The entries that follow should be written out exactly.

Stored records

** Begin **

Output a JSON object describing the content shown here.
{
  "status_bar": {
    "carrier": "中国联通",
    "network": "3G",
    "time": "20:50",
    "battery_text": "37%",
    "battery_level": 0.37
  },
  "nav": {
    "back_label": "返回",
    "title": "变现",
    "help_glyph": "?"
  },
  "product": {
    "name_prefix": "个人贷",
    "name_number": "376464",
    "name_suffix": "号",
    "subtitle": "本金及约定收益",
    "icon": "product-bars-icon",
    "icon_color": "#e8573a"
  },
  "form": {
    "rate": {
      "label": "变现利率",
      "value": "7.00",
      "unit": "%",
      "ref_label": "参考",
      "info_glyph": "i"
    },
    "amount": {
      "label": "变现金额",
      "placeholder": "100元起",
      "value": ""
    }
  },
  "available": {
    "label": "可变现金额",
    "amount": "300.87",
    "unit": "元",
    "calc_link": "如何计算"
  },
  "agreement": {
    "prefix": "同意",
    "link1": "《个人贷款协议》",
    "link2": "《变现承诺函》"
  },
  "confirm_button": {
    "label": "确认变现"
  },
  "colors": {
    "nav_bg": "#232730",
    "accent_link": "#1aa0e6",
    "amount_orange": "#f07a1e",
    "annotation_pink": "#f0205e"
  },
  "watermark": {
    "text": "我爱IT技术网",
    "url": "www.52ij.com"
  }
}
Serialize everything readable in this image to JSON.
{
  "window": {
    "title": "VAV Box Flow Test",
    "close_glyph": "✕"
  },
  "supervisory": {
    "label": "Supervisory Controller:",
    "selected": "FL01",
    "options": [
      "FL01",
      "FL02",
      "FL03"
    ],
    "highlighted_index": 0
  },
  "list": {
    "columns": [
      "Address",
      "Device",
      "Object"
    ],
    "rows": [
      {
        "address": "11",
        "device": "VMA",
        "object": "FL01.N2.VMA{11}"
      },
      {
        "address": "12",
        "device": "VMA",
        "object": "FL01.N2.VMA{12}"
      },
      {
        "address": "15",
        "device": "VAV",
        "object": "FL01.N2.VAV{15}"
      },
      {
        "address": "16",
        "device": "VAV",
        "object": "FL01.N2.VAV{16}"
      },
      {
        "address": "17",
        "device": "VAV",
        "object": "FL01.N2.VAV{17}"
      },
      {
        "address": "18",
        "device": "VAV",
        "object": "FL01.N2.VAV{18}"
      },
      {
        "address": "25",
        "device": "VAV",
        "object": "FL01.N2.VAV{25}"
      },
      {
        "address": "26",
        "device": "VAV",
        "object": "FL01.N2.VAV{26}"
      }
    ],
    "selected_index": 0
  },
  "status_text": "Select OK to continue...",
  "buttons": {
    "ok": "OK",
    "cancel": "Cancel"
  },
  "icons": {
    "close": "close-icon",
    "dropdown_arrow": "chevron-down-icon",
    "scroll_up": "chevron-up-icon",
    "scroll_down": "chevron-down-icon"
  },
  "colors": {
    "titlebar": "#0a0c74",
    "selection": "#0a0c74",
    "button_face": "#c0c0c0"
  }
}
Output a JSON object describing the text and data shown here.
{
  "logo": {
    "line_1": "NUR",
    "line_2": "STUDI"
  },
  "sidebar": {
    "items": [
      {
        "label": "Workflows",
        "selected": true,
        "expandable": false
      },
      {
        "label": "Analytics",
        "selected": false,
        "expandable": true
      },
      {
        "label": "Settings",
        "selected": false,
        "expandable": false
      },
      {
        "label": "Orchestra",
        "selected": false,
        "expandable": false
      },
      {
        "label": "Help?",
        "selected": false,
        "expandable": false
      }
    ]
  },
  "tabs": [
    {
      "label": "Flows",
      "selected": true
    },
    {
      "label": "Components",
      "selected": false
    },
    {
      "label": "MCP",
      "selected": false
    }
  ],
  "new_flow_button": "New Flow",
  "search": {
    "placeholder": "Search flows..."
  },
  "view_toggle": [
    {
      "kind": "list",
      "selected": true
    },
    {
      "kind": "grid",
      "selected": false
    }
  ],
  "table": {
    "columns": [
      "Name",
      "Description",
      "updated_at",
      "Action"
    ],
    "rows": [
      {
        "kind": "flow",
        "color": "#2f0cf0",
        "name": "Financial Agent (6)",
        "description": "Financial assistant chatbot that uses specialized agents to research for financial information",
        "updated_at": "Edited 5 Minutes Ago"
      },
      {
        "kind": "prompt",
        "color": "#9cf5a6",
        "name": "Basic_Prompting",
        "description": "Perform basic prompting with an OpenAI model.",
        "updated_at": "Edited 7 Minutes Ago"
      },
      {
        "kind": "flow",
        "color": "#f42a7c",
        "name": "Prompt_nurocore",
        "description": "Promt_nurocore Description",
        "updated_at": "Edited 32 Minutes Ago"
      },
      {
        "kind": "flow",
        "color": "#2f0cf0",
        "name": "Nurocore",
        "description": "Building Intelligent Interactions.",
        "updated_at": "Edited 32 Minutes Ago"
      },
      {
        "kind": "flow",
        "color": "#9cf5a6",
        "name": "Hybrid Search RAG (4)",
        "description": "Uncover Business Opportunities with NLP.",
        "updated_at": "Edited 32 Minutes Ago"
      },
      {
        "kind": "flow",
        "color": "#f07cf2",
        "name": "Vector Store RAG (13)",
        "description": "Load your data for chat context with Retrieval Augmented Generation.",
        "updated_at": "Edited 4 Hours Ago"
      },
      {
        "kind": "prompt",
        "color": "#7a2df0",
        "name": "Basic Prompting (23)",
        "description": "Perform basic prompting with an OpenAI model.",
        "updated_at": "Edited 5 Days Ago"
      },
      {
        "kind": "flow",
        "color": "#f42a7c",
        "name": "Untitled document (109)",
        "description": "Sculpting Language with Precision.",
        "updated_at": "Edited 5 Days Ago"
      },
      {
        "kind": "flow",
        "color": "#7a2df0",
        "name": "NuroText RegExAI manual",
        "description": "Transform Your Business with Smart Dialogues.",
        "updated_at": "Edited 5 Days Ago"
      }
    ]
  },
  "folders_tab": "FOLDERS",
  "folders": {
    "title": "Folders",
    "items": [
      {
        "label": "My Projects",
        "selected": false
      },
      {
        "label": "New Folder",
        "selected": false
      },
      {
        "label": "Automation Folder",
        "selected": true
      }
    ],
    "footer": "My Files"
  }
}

** End **

→ Full answer
Output a JSON object describing the content shown here.
{
  "status_bar": {
    "carrier": "中国联通",
    "network": "3G",
    "time": "20:50",
    "battery_text": "37%",
    "battery_level": 0.37
  },
  "nav": {
    "back_label": "返回",
    "title": "变现",
    "help_glyph": "?"
  },
  "product": {
    "name_prefix": "个人贷",
    "name_number": "376464",
    "name_suffix": "号",
    "subtitle": "本金及约定收益",
    "icon": "product-bars-icon",
    "icon_color": "#e8573a"
  },
  "form": {
    "rate": {
      "label": "变现利率",
      "value": "7.00",
      "unit": "%",
      "ref_label": "参考",
      "info_glyph": "i"
    },
    "amount": {
      "label": "变现金额",
      "placeholder": "100元起",
      "value": ""
    }
  },
  "available": {
    "label": "可变现金额",
    "amount": "300.87",
    "unit": "元",
    "calc_link": "如何计算"
  },
  "agreement": {
    "prefix": "同意",
    "link1": "《个人贷款协议》",
    "link2": "《变现承诺函》"
  },
  "confirm_button": {
    "label": "确认变现"
  },
  "colors": {
    "nav_bg": "#232730",
    "accent_link": "#1aa0e6",
    "amount_orange": "#f07a1e",
    "annotation_pink": "#f0205e"
  },
  "watermark": {
    "text": "我爱IT技术网",
    "url": "www.52ij.com"
  }
}
Serialize everything readable in this image to JSON.
{
  "window": {
    "title": "VAV Box Flow Test",
    "close_glyph": "✕"
  },
  "supervisory": {
    "label": "Supervisory Controller:",
    "selected": "FL01",
    "options": [
      "FL01",
      "FL02",
      "FL03"
    ],
    "highlighted_index": 0
  },
  "list": {
    "columns": [
      "Address",
      "Device",
      "Object"
    ],
    "rows": [
      {
        "address": "11",
        "device": "VMA",
        "object": "FL01.N2.VMA{11}"
      },
      {
        "address": "12",
        "device": "VMA",
        "object": "FL01.N2.VMA{12}"
      },
      {
        "address": "15",
        "device": "VAV",
        "object": "FL01.N2.VAV{15}"
      },
      {
        "address": "16",
        "device": "VAV",
        "object": "FL01.N2.VAV{16}"
      },
      {
        "address": "17",
        "device": "VAV",
        "object": "FL01.N2.VAV{17}"
      },
      {
        "address": "18",
        "device": "VAV",
        "object": "FL01.N2.VAV{18}"
      },
      {
        "address": "25",
        "device": "VAV",
        "object": "FL01.N2.VAV{25}"
      },
      {
        "address": "26",
        "device": "VAV",
        "object": "FL01.N2.VAV{26}"
      }
    ],
    "selected_index": 0
  },
  "status_text": "Select OK to continue...",
  "buttons": {
    "ok": "OK",
    "cancel": "Cancel"
  },
  "icons": {
    "close": "close-icon",
    "dropdown_arrow": "chevron-down-icon",
    "scroll_up": "chevron-up-icon",
    "scroll_down": "chevron-down-icon"
  },
  "colors": {
    "titlebar": "#0a0c74",
    "selection": "#0a0c74",
    "button_face": "#c0c0c0"
  }
}
Output a JSON object describing the text and data shown here.
{
  "logo": {
    "line_1": "NUR",
    "line_2": "STUDI"
  },
  "sidebar": {
    "items": [
      {
        "label": "Workflows",
        "selected": true,
        "expandable": false
      },
      {
        "label": "Analytics",
        "selected": false,
        "expandable": true
      },
      {
        "label": "Settings",
        "selected": false,
        "expandable": false
      },
      {
        "label": "Orchestra",
        "selected": false,
        "expandable": false
      },
      {
        "label": "Help?",
        "selected": false,
        "expandable": false
      }
    ]
  },
  "tabs": [
    {
      "label": "Flows",
      "selected": true
    },
    {
      "label": "Components",
      "selected": false
    },
    {
      "label": "MCP",
      "selected": false
    }
  ],
  "new_flow_button": "New Flow",
  "search": {
    "placeholder": "Search flows..."
  },
  "view_toggle": [
    {
      "kind": "list",
      "selected": true
    },
    {
      "kind": "grid",
      "selected": false
    }
  ],
  "table": {
    "columns": [
      "Name",
      "Description",
      "updated_at",
      "Action"
    ],
    "rows": [
      {
        "kind": "flow",
        "color": "#2f0cf0",
        "name": "Financial Agent (6)",
        "description": "Financial assistant chatbot that uses specialized agents to research for financial information",
        "updated_at": "Edited 5 Minutes Ago"
      },
      {
        "kind": "prompt",
        "color": "#9cf5a6",
        "name": "Basic_Prompting",
        "description": "Perform basic prompting with an OpenAI model.",
        "updated_at": "Edited 7 Minutes Ago"
      },
      {
        "kind": "flow",
        "color": "#f42a7c",
        "name": "Prompt_nurocore",
        "description": "Promt_nurocore Description",
        "updated_at": "Edited 32 Minutes Ago"
      },
      {
        "kind": "flow",
        "color": "#2f0cf0",
        "name": "Nurocore",
        "description": "Building Intelligent Interactions.",
        "updated_at": "Edited 32 Minutes Ago"
      },
      {
        "kind": "flow",
        "color": "#9cf5a6",
        "name": "Hybrid Search RAG (4)",
        "description": "Uncover Business Opportunities with NLP.",
        "updated_at": "Edited 32 Minutes Ago"
      },
      {
        "kind": "flow",
        "color": "#f07cf2",
        "name": "Vector Store RAG (13)",
        "description": "Load your data for chat context with Retrieval Augmented Generation.",
        "updated_at": "Edited 4 Hours Ago"
      },
      {
        "kind": "prompt",
        "color": "#7a2df0",
        "name": "Basic Prompting (23)",
        "description": "Perform basic prompting with an OpenAI model.",
        "updated_at": "Edited 5 Days Ago"
      },
      {
        "kind": "flow",
        "color": "#f42a7c",
        "name": "Untitled document (109)",
        "description": "Sculpting Language with Precision.",
        "updated_at": "Edited 5 Days Ago"
      },
      {
        "kind": "flow",
        "color": "#7a2df0",
        "name": "NuroText RegExAI manual",
        "description": "Transform Your Business with Smart Dialogues.",
        "updated_at": "Edited 5 Days Ago"
      }
    ]
  },
  "folders_tab": "FOLDERS",
  "folders": {
    "title": "Folders",
    "items": [
      {
        "label": "My Projects",
        "selected": false
      },
      {
        "label": "New Folder",
        "selected": false
      },
      {
        "label": "Automation Folder",
        "selected": true
      }
    ],
    "footer": "My Files"
  }
}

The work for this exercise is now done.